» REQUIRED TASK:
Return every line of the data below that includes the string "icon".

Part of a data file
------------------------------------
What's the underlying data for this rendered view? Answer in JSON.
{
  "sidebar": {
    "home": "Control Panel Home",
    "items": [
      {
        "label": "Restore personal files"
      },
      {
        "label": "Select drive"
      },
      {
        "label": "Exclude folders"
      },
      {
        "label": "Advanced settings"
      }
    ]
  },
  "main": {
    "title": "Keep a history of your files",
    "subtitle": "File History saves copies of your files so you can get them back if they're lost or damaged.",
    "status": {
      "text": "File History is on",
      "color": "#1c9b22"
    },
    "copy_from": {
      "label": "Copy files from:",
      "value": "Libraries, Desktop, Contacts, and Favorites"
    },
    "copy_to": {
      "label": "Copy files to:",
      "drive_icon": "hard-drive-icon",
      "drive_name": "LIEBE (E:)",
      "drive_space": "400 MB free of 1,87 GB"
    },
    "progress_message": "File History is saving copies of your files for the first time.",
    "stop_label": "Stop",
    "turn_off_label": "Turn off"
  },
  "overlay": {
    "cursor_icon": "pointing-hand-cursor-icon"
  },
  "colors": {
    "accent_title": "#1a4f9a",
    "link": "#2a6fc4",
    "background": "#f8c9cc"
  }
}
------------------------------------
» RESULT FOR THIS TASK:
      "drive_icon": "hard-drive-icon",
    "cursor_icon": "pointing-hand-cursor-icon"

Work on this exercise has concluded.